→ Task instructions
Search the records below for the word "EURJPY". Pull out each line that has it.

* start Records *

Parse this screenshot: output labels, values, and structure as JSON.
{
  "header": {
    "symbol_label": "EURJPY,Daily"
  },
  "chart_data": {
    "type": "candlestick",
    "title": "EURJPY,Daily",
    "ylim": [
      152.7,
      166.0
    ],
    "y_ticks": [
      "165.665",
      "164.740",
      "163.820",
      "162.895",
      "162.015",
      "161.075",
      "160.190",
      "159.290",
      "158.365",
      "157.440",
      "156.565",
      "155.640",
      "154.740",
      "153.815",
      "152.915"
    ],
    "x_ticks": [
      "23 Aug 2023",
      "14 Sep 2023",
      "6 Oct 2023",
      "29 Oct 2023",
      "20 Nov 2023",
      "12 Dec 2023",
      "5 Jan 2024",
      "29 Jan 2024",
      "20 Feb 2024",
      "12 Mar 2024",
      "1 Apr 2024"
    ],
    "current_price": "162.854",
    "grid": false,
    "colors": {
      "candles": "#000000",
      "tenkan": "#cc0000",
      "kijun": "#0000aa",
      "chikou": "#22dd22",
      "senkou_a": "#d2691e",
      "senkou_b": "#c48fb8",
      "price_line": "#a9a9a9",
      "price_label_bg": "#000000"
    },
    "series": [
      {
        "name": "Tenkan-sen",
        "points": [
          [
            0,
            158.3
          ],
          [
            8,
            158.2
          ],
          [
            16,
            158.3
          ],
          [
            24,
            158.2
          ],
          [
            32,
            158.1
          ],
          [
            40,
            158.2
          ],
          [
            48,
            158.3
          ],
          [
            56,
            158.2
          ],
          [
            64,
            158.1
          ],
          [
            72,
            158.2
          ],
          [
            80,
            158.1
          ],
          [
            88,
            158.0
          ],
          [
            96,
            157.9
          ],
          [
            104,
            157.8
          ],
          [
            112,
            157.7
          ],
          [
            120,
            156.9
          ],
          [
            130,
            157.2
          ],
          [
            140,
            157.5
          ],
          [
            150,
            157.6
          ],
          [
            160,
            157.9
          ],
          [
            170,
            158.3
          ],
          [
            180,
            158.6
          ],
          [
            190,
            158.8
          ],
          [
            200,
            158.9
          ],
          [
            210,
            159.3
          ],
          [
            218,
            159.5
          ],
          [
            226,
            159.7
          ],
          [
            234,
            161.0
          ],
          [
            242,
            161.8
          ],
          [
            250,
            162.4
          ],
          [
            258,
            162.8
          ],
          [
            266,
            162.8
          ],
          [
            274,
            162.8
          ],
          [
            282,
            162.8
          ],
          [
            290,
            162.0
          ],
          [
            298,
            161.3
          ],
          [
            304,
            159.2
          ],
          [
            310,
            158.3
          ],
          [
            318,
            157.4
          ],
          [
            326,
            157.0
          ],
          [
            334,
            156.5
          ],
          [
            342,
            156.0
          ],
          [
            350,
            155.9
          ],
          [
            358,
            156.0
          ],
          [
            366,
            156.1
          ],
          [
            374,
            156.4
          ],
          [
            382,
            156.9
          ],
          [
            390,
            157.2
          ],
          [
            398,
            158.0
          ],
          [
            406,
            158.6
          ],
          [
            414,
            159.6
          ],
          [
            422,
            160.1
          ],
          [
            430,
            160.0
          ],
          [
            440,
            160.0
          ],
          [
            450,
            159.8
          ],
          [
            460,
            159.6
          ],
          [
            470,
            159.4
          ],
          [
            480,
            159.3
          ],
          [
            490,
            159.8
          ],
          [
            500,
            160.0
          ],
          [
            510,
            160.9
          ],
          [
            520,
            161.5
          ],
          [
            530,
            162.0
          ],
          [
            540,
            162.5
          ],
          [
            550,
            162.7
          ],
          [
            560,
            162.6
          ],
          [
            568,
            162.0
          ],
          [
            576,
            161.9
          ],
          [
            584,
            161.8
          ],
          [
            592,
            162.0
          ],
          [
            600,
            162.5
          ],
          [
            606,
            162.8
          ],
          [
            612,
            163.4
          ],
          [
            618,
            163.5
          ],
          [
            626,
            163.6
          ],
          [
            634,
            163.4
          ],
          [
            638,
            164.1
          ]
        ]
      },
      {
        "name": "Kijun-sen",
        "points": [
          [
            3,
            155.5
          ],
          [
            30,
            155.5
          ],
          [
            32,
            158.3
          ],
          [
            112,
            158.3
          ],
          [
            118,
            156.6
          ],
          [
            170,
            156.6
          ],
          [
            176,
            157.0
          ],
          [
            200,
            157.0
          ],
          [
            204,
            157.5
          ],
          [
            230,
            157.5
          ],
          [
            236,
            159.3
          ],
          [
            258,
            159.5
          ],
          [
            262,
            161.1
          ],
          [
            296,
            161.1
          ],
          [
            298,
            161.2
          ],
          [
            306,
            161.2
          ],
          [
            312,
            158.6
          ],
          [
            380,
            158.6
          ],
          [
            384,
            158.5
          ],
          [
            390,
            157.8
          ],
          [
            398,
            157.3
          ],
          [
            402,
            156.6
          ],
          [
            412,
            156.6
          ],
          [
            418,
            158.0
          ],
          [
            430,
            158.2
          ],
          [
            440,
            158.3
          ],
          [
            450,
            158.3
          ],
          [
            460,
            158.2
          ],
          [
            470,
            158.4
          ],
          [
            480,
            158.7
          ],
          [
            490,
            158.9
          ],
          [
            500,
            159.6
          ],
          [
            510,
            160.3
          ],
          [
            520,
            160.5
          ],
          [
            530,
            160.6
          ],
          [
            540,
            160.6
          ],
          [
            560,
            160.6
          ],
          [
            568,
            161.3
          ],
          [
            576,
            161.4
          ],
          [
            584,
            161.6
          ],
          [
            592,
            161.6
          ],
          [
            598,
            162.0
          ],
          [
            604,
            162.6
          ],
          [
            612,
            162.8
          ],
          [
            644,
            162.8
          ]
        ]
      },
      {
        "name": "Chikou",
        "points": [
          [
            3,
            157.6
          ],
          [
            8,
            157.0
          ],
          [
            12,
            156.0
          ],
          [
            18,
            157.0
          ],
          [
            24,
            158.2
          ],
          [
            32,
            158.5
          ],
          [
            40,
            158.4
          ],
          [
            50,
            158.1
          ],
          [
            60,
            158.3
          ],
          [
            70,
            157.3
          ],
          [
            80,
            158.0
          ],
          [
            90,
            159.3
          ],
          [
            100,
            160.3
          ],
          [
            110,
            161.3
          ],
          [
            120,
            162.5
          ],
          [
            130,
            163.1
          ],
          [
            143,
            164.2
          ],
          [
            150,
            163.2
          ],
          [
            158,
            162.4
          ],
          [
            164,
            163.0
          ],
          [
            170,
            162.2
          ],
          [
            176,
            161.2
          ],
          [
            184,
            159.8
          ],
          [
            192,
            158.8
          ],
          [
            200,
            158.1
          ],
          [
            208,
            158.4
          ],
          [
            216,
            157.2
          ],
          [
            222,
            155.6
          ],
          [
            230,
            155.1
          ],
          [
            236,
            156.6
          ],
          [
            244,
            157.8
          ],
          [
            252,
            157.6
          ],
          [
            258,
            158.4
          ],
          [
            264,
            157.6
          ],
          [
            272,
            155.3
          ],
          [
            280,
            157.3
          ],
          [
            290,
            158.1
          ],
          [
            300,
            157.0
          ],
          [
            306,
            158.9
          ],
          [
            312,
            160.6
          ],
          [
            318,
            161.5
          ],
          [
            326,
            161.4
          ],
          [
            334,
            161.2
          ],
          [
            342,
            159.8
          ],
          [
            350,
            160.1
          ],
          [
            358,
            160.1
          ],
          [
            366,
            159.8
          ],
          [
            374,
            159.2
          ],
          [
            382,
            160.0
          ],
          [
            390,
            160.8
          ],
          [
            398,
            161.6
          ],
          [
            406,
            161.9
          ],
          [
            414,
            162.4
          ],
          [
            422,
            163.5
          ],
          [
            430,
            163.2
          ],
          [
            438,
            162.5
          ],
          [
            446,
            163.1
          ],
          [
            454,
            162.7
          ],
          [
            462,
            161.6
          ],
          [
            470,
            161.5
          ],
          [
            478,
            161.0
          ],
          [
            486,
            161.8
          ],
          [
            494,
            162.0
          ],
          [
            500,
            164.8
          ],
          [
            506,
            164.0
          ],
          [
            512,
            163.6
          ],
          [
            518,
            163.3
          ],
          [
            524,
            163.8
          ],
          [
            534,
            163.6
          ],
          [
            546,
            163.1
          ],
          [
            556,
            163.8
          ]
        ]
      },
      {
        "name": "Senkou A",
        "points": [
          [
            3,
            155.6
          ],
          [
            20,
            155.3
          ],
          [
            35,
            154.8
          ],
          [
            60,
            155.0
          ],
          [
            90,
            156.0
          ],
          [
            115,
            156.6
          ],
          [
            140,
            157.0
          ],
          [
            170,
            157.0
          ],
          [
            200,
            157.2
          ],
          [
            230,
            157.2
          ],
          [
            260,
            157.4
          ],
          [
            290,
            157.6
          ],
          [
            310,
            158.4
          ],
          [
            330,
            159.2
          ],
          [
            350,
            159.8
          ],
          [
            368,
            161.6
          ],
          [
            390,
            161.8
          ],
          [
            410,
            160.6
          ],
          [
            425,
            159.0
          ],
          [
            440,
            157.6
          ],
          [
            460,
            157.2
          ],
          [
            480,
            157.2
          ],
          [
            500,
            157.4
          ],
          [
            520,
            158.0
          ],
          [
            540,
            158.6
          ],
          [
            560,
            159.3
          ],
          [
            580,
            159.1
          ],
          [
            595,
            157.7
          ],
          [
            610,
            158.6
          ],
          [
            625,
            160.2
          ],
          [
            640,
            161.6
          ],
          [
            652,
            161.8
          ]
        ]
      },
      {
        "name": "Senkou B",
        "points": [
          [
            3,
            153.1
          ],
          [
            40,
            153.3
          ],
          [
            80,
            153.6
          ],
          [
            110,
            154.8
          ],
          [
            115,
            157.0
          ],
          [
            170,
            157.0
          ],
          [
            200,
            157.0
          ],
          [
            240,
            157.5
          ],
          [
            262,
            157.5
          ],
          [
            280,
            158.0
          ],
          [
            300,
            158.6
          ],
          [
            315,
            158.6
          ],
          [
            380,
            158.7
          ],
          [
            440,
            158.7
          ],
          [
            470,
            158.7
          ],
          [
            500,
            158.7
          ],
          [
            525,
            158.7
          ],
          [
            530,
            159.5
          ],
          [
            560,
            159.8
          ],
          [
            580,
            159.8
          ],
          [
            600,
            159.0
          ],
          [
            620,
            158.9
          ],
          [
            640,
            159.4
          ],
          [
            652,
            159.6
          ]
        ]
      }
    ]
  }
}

* end Records *

→ Correct output
    "symbol_label": "EURJPY,Daily"
    "title": "EURJPY,Daily",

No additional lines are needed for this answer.